**Exercise goal:** Read the records below and copy each line that contains "with".

[Extracted data entries]

▶

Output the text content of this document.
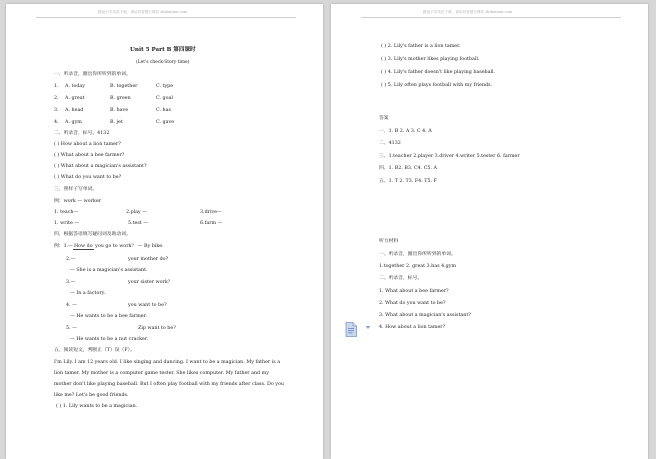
精品小学英语下载，请访问智慧天网站 zhihuitian.com
Unit 5 Part B 第四课时
(Let's check-Story time)
一、听录音，圈出你所听到的单词。
1. A. today	B. together	C. type
2. A. great	B. green	C. goal
3. A. head	B. have	C. has
4. A. gym	B. jet	C. gave
二、听录音，标号。4132
( ) How about a lion tamer?
( ) What about a bee farmer?
( ) What about a magician's assistant?
( ) What do you want to be?
三、照样子写单词。
例：work — worker
1. teach—	2.play —	3.drive—
1. write —	5.test —	6.farm —
四、根据答语填写疑问词及助动词。
例：1.—How do you go to work？ — By bike.
2.—	your mother do?
— She is a magician's assistant.
3.—	your sister work？
— In a factory.
4. —	you want to be?
— He wants to be a bee farmer.
5. —	Zip want to be?
— He wants to be a nut cracker.
五、阅读短文，判断正（T）误（F）。
I'm Lily. I am 12 years old. I like singing and dancing. I want to be a magician. My father is a lion tamer. My mother is a computer game tester. She likes computer. My father and my mother don't like playing baseball. But I often play football with my friends after class. Do you like me? Let's be good friends.
( ) 1. Lily wants to be a magician.
精品小学英语下载，请访问智慧天网站 zhihuitian.com
( ) 2. Lily's father is a lion tamer.
( ) 3. Lily's mother likes playing football.
( ) 4. Lily's father doesn't like playing baseball.
( ) 5. Lily often plays football with my friends.
答案
一、1. B 2. A 3. C 4. A
二、4132
三、1.teacher 2.player 3.driver 4.writer 5.tester 6. farmer
四、1. B2. B3. C4. C5. A
五、1. T 2. T3. F4. T5. F
听力材料
一、听录音，圈出你所听到的单词。
1.together 2. great 3.has 4.gym
二、听录音，标号。
1. What about a bee farmer?
2. What do you want to be?
3. What about a magician's assistant?
4. How about a lion tamer?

◀

**Exercise output:**
I'm Lily. I am 12 years old. I like singing and dancing. I want to be a magician. My father is a lion tamer. My mother is a computer game tester. She likes computer. My father and my mother don't like playing baseball. But I often play football with my friends after class. Do you like me? Let's be good friends.
( ) 5. Lily often plays football with my friends.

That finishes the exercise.